* Begin DATASET EXTRACT *

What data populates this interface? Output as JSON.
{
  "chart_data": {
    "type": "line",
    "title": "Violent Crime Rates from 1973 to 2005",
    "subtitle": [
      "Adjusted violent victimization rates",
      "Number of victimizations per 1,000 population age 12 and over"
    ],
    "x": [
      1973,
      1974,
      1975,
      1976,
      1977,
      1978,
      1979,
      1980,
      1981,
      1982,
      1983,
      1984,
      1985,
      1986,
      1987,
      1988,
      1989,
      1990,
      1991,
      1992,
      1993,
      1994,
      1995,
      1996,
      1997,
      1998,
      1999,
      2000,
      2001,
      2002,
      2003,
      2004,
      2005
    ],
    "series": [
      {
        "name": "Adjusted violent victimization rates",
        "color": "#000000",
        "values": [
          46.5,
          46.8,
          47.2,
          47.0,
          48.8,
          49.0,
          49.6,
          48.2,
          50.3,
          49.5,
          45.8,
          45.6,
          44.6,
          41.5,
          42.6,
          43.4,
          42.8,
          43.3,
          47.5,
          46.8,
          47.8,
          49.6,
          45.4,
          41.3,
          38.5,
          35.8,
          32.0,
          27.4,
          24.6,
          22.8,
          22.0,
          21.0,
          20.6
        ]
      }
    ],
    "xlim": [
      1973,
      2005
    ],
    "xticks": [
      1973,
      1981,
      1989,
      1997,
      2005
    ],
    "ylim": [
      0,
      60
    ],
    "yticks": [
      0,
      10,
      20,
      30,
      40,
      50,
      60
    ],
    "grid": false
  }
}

* End DATASET EXTRACT *

◆ **DESCRIPTION OF THE TASK**
All of the entries must be written out exactly as they stand.

◆ **EXERCISE ANSWER**
What data populates this interface? Output as JSON.
{
  "chart_data": {
    "type": "line",
    "title": "Violent Crime Rates from 1973 to 2005",
    "subtitle": [
      "Adjusted violent victimization rates",
      "Number of victimizations per 1,000 population age 12 and over"
    ],
    "x": [
      1973,
      1974,
      1975,
      1976,
      1977,
      1978,
      1979,
      1980,
      1981,
      1982,
      1983,
      1984,
      1985,
      1986,
      1987,
      1988,
      1989,
      1990,
      1991,
      1992,
      1993,
      1994,
      1995,
      1996,
      1997,
      1998,
      1999,
      2000,
      2001,
      2002,
      2003,
      2004,
      2005
    ],
    "series": [
      {
        "name": "Adjusted violent victimization rates",
        "color": "#000000",
        "values": [
          46.5,
          46.8,
          47.2,
          47.0,
          48.8,
          49.0,
          49.6,
          48.2,
          50.3,
          49.5,
          45.8,
          45.6,
          44.6,
          41.5,
          42.6,
          43.4,
          42.8,
          43.3,
          47.5,
          46.8,
          47.8,
          49.6,
          45.4,
          41.3,
          38.5,
          35.8,
          32.0,
          27.4,
          24.6,
          22.8,
          22.0,
          21.0,
          20.6
        ]
      }
    ],
    "xlim": [
      1973,
      2005
    ],
    "xticks": [
      1973,
      1981,
      1989,
      1997,
      2005
    ],
    "ylim": [
      0,
      60
    ],
    "yticks": [
      0,
      10,
      20,
      30,
      40,
      50,
      60
    ],
    "grid": false
  }
}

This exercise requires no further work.